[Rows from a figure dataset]

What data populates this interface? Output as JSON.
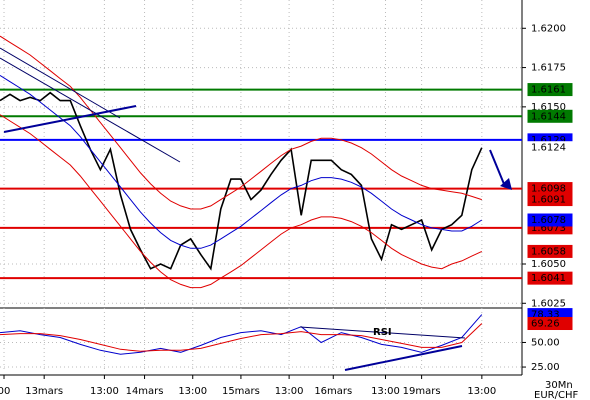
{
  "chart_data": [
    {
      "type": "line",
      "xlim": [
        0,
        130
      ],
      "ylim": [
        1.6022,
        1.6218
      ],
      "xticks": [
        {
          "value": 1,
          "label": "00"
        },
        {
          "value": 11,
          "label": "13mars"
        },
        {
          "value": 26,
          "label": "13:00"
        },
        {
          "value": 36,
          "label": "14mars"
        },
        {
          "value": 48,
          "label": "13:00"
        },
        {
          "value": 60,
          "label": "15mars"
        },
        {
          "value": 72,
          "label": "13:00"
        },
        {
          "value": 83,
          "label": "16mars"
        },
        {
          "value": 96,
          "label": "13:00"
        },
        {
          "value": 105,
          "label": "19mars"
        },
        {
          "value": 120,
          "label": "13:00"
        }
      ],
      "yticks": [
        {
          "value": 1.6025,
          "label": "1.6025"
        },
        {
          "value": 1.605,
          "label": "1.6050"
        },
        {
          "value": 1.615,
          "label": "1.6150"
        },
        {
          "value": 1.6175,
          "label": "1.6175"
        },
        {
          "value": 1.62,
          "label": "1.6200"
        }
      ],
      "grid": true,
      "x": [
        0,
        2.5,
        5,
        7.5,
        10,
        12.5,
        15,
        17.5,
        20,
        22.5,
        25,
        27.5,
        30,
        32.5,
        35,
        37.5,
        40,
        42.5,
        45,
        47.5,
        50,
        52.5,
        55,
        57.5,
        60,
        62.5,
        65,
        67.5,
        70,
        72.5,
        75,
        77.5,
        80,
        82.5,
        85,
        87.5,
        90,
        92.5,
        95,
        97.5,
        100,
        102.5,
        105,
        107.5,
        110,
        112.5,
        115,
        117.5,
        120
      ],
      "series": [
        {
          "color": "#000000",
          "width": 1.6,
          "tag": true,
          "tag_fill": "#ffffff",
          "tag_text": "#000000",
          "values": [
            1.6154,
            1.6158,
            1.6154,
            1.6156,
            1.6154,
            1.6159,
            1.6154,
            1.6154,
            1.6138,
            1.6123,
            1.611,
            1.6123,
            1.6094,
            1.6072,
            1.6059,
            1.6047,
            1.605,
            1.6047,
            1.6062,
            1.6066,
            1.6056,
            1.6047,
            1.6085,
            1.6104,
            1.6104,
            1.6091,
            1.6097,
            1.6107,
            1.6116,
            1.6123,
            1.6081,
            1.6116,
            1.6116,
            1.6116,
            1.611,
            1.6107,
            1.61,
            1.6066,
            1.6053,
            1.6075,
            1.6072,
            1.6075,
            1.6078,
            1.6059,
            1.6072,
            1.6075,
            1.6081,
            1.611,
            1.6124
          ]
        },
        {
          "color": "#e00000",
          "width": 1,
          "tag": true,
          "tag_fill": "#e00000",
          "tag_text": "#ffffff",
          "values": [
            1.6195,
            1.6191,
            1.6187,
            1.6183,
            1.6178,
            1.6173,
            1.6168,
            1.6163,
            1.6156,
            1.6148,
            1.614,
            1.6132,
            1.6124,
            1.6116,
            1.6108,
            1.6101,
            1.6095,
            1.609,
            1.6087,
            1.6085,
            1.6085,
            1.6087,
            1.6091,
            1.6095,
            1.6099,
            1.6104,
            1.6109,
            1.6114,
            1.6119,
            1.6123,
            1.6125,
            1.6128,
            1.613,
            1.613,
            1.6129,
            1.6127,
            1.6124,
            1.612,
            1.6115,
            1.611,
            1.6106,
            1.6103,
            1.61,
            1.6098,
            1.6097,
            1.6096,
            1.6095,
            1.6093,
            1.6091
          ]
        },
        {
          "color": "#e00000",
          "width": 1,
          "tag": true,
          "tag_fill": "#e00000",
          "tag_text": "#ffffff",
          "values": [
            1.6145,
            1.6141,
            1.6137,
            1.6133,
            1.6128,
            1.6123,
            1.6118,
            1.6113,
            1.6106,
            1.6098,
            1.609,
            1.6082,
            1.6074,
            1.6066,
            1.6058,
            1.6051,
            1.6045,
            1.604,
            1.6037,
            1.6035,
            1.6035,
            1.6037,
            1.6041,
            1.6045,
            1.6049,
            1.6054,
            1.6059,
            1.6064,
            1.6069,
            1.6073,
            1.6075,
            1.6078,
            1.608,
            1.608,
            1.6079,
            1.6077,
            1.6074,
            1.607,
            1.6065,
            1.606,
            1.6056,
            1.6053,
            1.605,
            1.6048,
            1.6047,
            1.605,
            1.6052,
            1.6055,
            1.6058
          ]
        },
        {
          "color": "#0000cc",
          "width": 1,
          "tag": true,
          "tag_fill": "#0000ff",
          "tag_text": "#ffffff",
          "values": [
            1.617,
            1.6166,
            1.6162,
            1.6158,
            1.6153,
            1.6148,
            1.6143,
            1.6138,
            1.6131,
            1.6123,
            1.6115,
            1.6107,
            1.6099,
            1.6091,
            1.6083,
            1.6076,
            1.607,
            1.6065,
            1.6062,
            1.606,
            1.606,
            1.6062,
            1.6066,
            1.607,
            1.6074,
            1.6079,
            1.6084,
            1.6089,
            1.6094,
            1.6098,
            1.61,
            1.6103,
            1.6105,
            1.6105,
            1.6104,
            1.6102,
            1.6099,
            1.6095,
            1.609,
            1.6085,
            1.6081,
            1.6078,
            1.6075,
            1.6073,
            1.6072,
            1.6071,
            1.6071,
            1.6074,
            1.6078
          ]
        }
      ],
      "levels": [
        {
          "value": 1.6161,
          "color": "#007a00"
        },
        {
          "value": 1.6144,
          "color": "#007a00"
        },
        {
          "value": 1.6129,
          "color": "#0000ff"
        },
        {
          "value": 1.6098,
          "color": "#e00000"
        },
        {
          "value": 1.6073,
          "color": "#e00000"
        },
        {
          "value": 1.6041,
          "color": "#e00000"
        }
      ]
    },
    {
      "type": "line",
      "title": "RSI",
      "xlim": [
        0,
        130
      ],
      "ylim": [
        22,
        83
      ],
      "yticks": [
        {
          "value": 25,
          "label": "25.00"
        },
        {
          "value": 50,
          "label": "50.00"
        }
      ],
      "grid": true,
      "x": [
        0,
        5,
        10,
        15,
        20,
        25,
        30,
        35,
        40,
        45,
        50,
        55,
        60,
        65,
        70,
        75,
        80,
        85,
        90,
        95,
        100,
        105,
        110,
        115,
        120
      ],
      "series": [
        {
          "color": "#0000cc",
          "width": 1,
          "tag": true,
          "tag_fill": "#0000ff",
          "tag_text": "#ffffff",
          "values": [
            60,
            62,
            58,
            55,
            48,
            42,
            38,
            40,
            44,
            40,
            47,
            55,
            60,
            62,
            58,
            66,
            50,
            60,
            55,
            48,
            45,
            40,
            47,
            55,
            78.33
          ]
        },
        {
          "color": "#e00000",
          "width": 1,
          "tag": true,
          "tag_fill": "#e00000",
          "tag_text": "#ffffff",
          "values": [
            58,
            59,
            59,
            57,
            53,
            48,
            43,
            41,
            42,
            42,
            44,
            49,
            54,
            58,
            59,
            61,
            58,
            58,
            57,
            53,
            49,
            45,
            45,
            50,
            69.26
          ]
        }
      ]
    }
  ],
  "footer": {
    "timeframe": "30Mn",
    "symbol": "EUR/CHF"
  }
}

[AIM OF THE TASK]: Make an exact copy of every entry above, minus the images.

[OUTPUT FOR THIS EXERCISE]:
What data populates this interface? Output as JSON.
{
  "chart_data": [
    {
      "type": "line",
      "xlim": [
        0,
        130
      ],
      "ylim": [
        1.6022,
        1.6218
      ],
      "xticks": [
        {
          "value": 1,
          "label": "00"
        },
        {
          "value": 11,
          "label": "13mars"
        },
        {
          "value": 26,
          "label": "13:00"
        },
        {
          "value": 36,
          "label": "14mars"
        },
        {
          "value": 48,
          "label": "13:00"
        },
        {
          "value": 60,
          "label": "15mars"
        },
        {
          "value": 72,
          "label": "13:00"
        },
        {
          "value": 83,
          "label": "16mars"
        },
        {
          "value": 96,
          "label": "13:00"
        },
        {
          "value": 105,
          "label": "19mars"
        },
        {
          "value": 120,
          "label": "13:00"
        }
      ],
      "yticks": [
        {
          "value": 1.6025,
          "label": "1.6025"
        },
        {
          "value": 1.605,
          "label": "1.6050"
        },
        {
          "value": 1.615,
          "label": "1.6150"
        },
        {
          "value": 1.6175,
          "label": "1.6175"
        },
        {
          "value": 1.62,
          "label": "1.6200"
        }
      ],
      "grid": true,
      "x": [
        0,
        2.5,
        5,
        7.5,
        10,
        12.5,
        15,
        17.5,
        20,
        22.5,
        25,
        27.5,
        30,
        32.5,
        35,
        37.5,
        40,
        42.5,
        45,
        47.5,
        50,
        52.5,
        55,
        57.5,
        60,
        62.5,
        65,
        67.5,
        70,
        72.5,
        75,
        77.5,
        80,
        82.5,
        85,
        87.5,
        90,
        92.5,
        95,
        97.5,
        100,
        102.5,
        105,
        107.5,
        110,
        112.5,
        115,
        117.5,
        120
      ],
      "series": [
        {
          "color": "#000000",
          "width": 1.6,
          "tag": true,
          "tag_fill": "#ffffff",
          "tag_text": "#000000",
          "values": [
            1.6154,
            1.6158,
            1.6154,
            1.6156,
            1.6154,
            1.6159,
            1.6154,
            1.6154,
            1.6138,
            1.6123,
            1.611,
            1.6123,
            1.6094,
            1.6072,
            1.6059,
            1.6047,
            1.605,
            1.6047,
            1.6062,
            1.6066,
            1.6056,
            1.6047,
            1.6085,
            1.6104,
            1.6104,
            1.6091,
            1.6097,
            1.6107,
            1.6116,
            1.6123,
            1.6081,
            1.6116,
            1.6116,
            1.6116,
            1.611,
            1.6107,
            1.61,
            1.6066,
            1.6053,
            1.6075,
            1.6072,
            1.6075,
            1.6078,
            1.6059,
            1.6072,
            1.6075,
            1.6081,
            1.611,
            1.6124
          ]
        },
        {
          "color": "#e00000",
          "width": 1,
          "tag": true,
          "tag_fill": "#e00000",
          "tag_text": "#ffffff",
          "values": [
            1.6195,
            1.6191,
            1.6187,
            1.6183,
            1.6178,
            1.6173,
            1.6168,
            1.6163,
            1.6156,
            1.6148,
            1.614,
            1.6132,
            1.6124,
            1.6116,
            1.6108,
            1.6101,
            1.6095,
            1.609,
            1.6087,
            1.6085,
            1.6085,
            1.6087,
            1.6091,
            1.6095,
            1.6099,
            1.6104,
            1.6109,
            1.6114,
            1.6119,
            1.6123,
            1.6125,
            1.6128,
            1.613,
            1.613,
            1.6129,
            1.6127,
            1.6124,
            1.612,
            1.6115,
            1.611,
            1.6106,
            1.6103,
            1.61,
            1.6098,
            1.6097,
            1.6096,
            1.6095,
            1.6093,
            1.6091
          ]
        },
        {
          "color": "#e00000",
          "width": 1,
          "tag": true,
          "tag_fill": "#e00000",
          "tag_text": "#ffffff",
          "values": [
            1.6145,
            1.6141,
            1.6137,
            1.6133,
            1.6128,
            1.6123,
            1.6118,
            1.6113,
            1.6106,
            1.6098,
            1.609,
            1.6082,
            1.6074,
            1.6066,
            1.6058,
            1.6051,
            1.6045,
            1.604,
            1.6037,
            1.6035,
            1.6035,
            1.6037,
            1.6041,
            1.6045,
            1.6049,
            1.6054,
            1.6059,
            1.6064,
            1.6069,
            1.6073,
            1.6075,
            1.6078,
            1.608,
            1.608,
            1.6079,
            1.6077,
            1.6074,
            1.607,
            1.6065,
            1.606,
            1.6056,
            1.6053,
            1.605,
            1.6048,
            1.6047,
            1.605,
            1.6052,
            1.6055,
            1.6058
          ]
        },
        {
          "color": "#0000cc",
          "width": 1,
          "tag": true,
          "tag_fill": "#0000ff",
          "tag_text": "#ffffff",
          "values": [
            1.617,
            1.6166,
            1.6162,
            1.6158,
            1.6153,
            1.6148,
            1.6143,
            1.6138,
            1.6131,
            1.6123,
            1.6115,
            1.6107,
            1.6099,
            1.6091,
            1.6083,
            1.6076,
            1.607,
            1.6065,
            1.6062,
            1.606,
            1.606,
            1.6062,
            1.6066,
            1.607,
            1.6074,
            1.6079,
            1.6084,
            1.6089,
            1.6094,
            1.6098,
            1.61,
            1.6103,
            1.6105,
            1.6105,
            1.6104,
            1.6102,
            1.6099,
            1.6095,
            1.609,
            1.6085,
            1.6081,
            1.6078,
            1.6075,
            1.6073,
            1.6072,
            1.6071,
            1.6071,
            1.6074,
            1.6078
          ]
        }
      ],
      "levels": [
        {
          "value": 1.6161,
          "color": "#007a00"
        },
        {
          "value": 1.6144,
          "color": "#007a00"
        },
        {
          "value": 1.6129,
          "color": "#0000ff"
        },
        {
          "value": 1.6098,
          "color": "#e00000"
        },
        {
          "value": 1.6073,
          "color": "#e00000"
        },
        {
          "value": 1.6041,
          "color": "#e00000"
        }
      ]
    },
    {
      "type": "line",
      "title": "RSI",
      "xlim": [
        0,
        130
      ],
      "ylim": [
        22,
        83
      ],
      "yticks": [
        {
          "value": 25,
          "label": "25.00"
        },
        {
          "value": 50,
          "label": "50.00"
        }
      ],
      "grid": true,
      "x": [
        0,
        5,
        10,
        15,
        20,
        25,
        30,
        35,
        40,
        45,
        50,
        55,
        60,
        65,
        70,
        75,
        80,
        85,
        90,
        95,
        100,
        105,
        110,
        115,
        120
      ],
      "series": [
        {
          "color": "#0000cc",
          "width": 1,
          "tag": true,
          "tag_fill": "#0000ff",
          "tag_text": "#ffffff",
          "values": [
            60,
            62,
            58,
            55,
            48,
            42,
            38,
            40,
            44,
            40,
            47,
            55,
            60,
            62,
            58,
            66,
            50,
            60,
            55,
            48,
            45,
            40,
            47,
            55,
            78.33
          ]
        },
        {
          "color": "#e00000",
          "width": 1,
          "tag": true,
          "tag_fill": "#e00000",
          "tag_text": "#ffffff",
          "values": [
            58,
            59,
            59,
            57,
            53,
            48,
            43,
            41,
            42,
            42,
            44,
            49,
            54,
            58,
            59,
            61,
            58,
            58,
            57,
            53,
            49,
            45,
            45,
            50,
            69.26
          ]
        }
      ]
    }
  ],
  "footer": {
    "timeframe": "30Mn",
    "symbol": "EUR/CHF"
  }
}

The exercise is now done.